Exercise instructions:
Of the lines in this listing, how many contain the word "title"? Give the number and nothing else.

========================

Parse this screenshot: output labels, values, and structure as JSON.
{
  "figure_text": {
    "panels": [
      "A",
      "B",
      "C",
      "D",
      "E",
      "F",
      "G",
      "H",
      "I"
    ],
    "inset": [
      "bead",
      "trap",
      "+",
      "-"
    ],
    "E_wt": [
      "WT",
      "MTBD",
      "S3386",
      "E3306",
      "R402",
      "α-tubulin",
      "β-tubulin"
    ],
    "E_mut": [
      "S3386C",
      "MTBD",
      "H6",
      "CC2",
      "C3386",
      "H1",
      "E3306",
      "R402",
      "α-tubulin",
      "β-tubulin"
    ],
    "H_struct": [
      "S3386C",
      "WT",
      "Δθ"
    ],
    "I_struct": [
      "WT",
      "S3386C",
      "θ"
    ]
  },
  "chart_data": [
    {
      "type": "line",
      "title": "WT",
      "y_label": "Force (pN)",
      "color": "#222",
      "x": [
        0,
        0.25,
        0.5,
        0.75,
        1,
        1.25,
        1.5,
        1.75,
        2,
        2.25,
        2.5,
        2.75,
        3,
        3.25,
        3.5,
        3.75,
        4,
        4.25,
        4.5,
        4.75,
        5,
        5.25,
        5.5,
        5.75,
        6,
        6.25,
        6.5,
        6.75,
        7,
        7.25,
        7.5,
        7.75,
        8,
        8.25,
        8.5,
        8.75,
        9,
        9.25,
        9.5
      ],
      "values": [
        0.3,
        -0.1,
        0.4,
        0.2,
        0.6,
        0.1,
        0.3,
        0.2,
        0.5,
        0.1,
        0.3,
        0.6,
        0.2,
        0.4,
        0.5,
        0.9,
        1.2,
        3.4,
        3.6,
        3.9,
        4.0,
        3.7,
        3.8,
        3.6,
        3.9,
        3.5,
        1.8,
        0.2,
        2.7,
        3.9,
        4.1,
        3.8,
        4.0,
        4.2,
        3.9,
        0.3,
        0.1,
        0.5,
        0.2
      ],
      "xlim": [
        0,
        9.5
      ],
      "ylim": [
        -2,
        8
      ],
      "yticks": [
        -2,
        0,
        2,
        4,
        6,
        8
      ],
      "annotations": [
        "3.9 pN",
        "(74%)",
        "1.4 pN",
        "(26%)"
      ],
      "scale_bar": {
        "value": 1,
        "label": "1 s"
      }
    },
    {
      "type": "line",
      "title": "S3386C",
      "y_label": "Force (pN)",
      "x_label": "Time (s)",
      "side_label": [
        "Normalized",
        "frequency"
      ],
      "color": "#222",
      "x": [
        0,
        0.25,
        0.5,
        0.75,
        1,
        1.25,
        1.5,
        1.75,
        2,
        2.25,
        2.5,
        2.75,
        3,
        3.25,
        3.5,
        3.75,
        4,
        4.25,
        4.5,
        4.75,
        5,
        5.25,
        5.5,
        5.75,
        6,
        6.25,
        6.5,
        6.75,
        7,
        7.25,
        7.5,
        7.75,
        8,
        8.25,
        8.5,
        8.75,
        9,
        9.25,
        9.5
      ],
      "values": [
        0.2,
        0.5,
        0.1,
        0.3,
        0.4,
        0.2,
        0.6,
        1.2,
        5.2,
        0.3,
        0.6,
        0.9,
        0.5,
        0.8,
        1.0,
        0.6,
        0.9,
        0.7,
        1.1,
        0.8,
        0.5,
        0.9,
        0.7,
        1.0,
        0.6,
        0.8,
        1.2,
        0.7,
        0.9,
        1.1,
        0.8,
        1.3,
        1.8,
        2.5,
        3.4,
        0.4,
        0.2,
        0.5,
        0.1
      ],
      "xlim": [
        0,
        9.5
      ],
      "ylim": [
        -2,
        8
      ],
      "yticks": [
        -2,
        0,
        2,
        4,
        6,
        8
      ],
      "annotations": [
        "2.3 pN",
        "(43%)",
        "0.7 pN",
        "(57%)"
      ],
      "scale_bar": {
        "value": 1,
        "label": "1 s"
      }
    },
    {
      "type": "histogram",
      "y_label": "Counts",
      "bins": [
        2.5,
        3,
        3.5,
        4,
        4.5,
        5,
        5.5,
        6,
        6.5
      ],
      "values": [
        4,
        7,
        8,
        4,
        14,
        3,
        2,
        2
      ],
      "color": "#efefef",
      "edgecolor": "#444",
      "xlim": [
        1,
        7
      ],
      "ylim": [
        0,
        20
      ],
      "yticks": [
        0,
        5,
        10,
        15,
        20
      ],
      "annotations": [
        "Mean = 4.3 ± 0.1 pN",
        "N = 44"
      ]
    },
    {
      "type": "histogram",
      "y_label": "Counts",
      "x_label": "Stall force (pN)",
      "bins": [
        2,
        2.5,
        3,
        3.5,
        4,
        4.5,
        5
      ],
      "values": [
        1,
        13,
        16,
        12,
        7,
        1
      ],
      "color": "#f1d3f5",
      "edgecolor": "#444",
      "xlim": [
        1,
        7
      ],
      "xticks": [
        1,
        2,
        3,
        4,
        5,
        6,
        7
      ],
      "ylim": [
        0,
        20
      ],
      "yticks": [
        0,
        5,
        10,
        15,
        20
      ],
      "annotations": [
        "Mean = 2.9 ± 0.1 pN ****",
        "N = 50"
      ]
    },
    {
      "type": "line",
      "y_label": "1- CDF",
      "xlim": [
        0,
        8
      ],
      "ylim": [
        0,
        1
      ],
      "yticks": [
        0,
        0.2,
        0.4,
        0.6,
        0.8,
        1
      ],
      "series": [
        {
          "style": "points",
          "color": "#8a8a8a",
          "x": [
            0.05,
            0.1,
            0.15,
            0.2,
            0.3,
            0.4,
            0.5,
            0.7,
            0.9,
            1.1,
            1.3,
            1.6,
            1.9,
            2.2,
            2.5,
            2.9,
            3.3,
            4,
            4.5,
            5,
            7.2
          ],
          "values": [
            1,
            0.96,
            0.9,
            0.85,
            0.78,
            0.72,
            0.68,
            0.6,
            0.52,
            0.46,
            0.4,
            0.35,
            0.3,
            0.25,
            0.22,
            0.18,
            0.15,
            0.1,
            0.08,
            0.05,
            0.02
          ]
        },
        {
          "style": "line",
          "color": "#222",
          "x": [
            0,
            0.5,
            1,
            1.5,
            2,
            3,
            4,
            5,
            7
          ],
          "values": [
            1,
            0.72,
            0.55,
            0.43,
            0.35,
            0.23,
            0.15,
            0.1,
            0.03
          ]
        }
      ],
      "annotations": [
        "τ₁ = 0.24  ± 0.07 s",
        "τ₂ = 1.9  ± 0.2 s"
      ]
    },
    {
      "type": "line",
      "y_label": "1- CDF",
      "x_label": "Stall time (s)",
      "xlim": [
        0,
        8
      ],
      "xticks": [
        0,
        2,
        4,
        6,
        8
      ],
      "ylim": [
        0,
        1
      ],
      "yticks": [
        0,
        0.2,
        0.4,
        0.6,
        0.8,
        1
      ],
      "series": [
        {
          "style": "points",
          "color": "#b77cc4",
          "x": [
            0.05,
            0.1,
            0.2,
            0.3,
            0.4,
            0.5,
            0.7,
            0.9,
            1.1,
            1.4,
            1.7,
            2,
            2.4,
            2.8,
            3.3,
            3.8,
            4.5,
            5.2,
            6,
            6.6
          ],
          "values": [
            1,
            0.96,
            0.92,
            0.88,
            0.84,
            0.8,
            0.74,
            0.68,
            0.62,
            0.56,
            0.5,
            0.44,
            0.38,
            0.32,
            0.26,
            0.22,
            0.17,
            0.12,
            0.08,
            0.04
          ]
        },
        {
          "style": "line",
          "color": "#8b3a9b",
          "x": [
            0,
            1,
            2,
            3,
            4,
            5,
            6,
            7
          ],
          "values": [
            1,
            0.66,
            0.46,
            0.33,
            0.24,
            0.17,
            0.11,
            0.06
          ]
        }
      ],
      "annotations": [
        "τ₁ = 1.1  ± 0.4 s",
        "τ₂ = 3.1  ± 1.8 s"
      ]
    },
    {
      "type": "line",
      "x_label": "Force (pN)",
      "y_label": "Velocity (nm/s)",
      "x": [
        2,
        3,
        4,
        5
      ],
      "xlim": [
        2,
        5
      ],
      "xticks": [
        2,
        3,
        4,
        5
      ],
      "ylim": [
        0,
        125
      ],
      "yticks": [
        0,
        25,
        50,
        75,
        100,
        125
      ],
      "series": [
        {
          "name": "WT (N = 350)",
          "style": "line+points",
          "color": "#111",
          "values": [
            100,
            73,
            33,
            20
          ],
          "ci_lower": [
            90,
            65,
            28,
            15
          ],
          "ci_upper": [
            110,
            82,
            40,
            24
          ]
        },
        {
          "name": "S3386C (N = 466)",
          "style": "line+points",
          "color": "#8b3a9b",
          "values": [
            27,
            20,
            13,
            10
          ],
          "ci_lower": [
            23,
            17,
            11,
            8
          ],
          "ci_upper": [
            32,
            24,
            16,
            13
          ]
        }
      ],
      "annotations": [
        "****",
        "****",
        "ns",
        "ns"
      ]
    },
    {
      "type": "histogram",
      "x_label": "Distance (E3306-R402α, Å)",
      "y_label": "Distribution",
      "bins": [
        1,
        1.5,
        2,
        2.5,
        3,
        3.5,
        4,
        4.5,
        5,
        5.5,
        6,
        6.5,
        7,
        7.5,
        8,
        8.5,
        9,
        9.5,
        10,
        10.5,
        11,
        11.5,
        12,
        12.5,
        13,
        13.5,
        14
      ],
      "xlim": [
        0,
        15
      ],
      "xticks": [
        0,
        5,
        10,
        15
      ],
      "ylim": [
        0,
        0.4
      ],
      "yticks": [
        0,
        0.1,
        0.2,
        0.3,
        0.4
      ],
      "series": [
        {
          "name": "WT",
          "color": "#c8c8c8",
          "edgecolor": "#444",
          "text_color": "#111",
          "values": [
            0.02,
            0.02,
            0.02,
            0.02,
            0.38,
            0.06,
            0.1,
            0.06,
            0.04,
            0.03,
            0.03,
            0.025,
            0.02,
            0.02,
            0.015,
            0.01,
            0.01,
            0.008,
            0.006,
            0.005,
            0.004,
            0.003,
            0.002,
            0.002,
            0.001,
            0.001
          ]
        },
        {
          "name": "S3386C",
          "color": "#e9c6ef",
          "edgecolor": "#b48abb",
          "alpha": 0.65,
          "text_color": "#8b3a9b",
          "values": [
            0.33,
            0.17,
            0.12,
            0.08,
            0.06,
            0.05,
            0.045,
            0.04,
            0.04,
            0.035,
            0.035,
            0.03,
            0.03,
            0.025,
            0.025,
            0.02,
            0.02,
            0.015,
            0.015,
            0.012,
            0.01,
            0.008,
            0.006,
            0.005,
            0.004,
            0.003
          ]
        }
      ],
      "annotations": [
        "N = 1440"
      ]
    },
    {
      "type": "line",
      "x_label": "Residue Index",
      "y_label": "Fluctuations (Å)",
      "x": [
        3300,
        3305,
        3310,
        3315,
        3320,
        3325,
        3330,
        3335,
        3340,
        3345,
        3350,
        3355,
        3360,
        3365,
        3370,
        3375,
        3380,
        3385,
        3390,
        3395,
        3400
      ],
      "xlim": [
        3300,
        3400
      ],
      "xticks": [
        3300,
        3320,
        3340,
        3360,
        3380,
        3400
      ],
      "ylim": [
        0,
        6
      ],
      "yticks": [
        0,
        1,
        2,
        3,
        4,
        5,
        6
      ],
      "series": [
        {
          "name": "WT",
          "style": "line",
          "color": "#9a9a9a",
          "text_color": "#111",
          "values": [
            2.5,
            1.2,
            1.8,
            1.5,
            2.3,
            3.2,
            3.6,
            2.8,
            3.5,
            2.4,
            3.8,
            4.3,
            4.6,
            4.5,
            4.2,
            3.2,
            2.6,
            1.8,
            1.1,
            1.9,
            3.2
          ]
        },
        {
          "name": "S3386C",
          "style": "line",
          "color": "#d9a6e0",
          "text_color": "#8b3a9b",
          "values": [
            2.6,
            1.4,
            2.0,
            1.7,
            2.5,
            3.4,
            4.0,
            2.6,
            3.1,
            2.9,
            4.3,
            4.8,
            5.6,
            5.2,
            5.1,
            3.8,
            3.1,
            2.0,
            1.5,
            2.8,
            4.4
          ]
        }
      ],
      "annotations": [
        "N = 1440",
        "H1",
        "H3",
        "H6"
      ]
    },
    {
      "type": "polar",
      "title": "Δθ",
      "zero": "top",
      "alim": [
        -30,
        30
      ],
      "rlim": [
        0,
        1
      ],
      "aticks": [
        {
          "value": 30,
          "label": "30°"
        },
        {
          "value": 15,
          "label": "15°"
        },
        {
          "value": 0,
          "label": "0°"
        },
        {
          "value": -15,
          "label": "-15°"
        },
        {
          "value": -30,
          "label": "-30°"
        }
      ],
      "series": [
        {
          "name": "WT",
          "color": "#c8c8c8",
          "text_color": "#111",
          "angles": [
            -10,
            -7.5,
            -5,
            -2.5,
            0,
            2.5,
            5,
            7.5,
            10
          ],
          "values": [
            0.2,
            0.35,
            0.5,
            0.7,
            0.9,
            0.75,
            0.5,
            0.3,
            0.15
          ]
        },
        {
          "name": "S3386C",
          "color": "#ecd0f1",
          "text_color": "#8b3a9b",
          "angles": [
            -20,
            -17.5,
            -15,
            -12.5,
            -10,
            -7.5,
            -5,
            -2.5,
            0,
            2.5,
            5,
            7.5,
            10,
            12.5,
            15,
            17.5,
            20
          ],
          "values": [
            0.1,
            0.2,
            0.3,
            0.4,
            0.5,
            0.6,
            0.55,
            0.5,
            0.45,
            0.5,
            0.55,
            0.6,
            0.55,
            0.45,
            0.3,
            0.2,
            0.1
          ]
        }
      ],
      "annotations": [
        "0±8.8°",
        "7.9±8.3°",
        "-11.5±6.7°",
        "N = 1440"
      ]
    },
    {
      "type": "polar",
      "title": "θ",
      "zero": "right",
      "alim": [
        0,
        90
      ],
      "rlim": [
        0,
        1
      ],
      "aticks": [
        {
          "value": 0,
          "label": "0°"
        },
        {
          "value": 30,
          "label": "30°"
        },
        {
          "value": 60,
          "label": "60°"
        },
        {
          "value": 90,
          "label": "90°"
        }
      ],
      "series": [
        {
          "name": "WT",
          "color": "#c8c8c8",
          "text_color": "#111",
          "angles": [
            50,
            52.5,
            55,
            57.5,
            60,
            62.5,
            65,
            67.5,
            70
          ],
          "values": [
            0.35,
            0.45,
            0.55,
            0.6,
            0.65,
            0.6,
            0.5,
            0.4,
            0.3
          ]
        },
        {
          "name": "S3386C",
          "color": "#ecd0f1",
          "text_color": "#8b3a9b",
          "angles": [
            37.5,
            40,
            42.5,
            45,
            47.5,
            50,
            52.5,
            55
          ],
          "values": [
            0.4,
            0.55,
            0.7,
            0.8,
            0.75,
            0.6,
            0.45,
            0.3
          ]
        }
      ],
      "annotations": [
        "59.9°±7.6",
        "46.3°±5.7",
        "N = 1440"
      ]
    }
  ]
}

========================

Output of the exercise:
4